Type out every line below exactly as it reads.

[Records]
__________

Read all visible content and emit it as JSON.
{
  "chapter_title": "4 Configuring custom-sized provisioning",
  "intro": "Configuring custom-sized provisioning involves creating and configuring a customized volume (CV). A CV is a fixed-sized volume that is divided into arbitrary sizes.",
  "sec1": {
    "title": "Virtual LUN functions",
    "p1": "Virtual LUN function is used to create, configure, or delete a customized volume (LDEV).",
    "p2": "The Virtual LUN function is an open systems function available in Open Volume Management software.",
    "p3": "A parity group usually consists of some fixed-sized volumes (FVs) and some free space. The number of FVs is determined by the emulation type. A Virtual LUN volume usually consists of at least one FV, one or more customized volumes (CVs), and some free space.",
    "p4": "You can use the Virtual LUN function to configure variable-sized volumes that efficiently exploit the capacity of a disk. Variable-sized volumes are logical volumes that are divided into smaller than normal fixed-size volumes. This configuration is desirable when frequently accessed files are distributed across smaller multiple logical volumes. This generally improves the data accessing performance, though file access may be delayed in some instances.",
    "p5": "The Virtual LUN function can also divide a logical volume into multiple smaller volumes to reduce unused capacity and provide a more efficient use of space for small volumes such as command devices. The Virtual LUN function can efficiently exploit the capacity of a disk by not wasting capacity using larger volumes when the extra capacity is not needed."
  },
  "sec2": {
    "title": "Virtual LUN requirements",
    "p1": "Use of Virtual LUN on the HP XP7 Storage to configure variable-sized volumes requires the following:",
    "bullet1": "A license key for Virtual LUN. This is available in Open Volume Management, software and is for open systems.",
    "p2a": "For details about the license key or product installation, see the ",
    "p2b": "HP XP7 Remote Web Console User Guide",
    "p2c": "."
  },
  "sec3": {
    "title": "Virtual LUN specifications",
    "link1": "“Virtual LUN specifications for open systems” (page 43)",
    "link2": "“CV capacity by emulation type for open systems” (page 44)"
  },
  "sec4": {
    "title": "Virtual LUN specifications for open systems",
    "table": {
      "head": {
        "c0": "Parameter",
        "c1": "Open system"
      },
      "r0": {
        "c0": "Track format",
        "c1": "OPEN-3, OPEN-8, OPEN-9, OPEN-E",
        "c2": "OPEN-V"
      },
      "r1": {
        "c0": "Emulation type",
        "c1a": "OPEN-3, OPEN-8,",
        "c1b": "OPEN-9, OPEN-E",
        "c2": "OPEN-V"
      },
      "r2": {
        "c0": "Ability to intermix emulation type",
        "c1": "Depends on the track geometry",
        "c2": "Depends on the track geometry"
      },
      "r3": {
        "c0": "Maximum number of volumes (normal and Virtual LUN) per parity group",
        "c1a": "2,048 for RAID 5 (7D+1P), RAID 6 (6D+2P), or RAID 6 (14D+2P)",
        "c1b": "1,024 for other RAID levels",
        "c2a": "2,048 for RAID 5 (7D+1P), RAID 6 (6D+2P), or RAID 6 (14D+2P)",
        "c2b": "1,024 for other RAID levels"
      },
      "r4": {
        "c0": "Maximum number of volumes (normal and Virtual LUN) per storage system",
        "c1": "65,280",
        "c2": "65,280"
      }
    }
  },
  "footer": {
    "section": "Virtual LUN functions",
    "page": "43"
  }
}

__________

→ WRITTEN REPLY:
Read all visible content and emit it as JSON.
{
  "chapter_title": "4 Configuring custom-sized provisioning",
  "intro": "Configuring custom-sized provisioning involves creating and configuring a customized volume (CV). A CV is a fixed-sized volume that is divided into arbitrary sizes.",
  "sec1": {
    "title": "Virtual LUN functions",
    "p1": "Virtual LUN function is used to create, configure, or delete a customized volume (LDEV).",
    "p2": "The Virtual LUN function is an open systems function available in Open Volume Management software.",
    "p3": "A parity group usually consists of some fixed-sized volumes (FVs) and some free space. The number of FVs is determined by the emulation type. A Virtual LUN volume usually consists of at least one FV, one or more customized volumes (CVs), and some free space.",
    "p4": "You can use the Virtual LUN function to configure variable-sized volumes that efficiently exploit the capacity of a disk. Variable-sized volumes are logical volumes that are divided into smaller than normal fixed-size volumes. This configuration is desirable when frequently accessed files are distributed across smaller multiple logical volumes. This generally improves the data accessing performance, though file access may be delayed in some instances.",
    "p5": "The Virtual LUN function can also divide a logical volume into multiple smaller volumes to reduce unused capacity and provide a more efficient use of space for small volumes such as command devices. The Virtual LUN function can efficiently exploit the capacity of a disk by not wasting capacity using larger volumes when the extra capacity is not needed."
  },
  "sec2": {
    "title": "Virtual LUN requirements",
    "p1": "Use of Virtual LUN on the HP XP7 Storage to configure variable-sized volumes requires the following:",
    "bullet1": "A license key for Virtual LUN. This is available in Open Volume Management, software and is for open systems.",
    "p2a": "For details about the license key or product installation, see the ",
    "p2b": "HP XP7 Remote Web Console User Guide",
    "p2c": "."
  },
  "sec3": {
    "title": "Virtual LUN specifications",
    "link1": "“Virtual LUN specifications for open systems” (page 43)",
    "link2": "“CV capacity by emulation type for open systems” (page 44)"
  },
  "sec4": {
    "title": "Virtual LUN specifications for open systems",
    "table": {
      "head": {
        "c0": "Parameter",
        "c1": "Open system"
      },
      "r0": {
        "c0": "Track format",
        "c1": "OPEN-3, OPEN-8, OPEN-9, OPEN-E",
        "c2": "OPEN-V"
      },
      "r1": {
        "c0": "Emulation type",
        "c1a": "OPEN-3, OPEN-8,",
        "c1b": "OPEN-9, OPEN-E",
        "c2": "OPEN-V"
      },
      "r2": {
        "c0": "Ability to intermix emulation type",
        "c1": "Depends on the track geometry",
        "c2": "Depends on the track geometry"
      },
      "r3": {
        "c0": "Maximum number of volumes (normal and Virtual LUN) per parity group",
        "c1a": "2,048 for RAID 5 (7D+1P), RAID 6 (6D+2P), or RAID 6 (14D+2P)",
        "c1b": "1,024 for other RAID levels",
        "c2a": "2,048 for RAID 5 (7D+1P), RAID 6 (6D+2P), or RAID 6 (14D+2P)",
        "c2b": "1,024 for other RAID levels"
      },
      "r4": {
        "c0": "Maximum number of volumes (normal and Virtual LUN) per storage system",
        "c1": "65,280",
        "c2": "65,280"
      }
    }
  },
  "footer": {
    "section": "Virtual LUN functions",
    "page": "43"
  }
}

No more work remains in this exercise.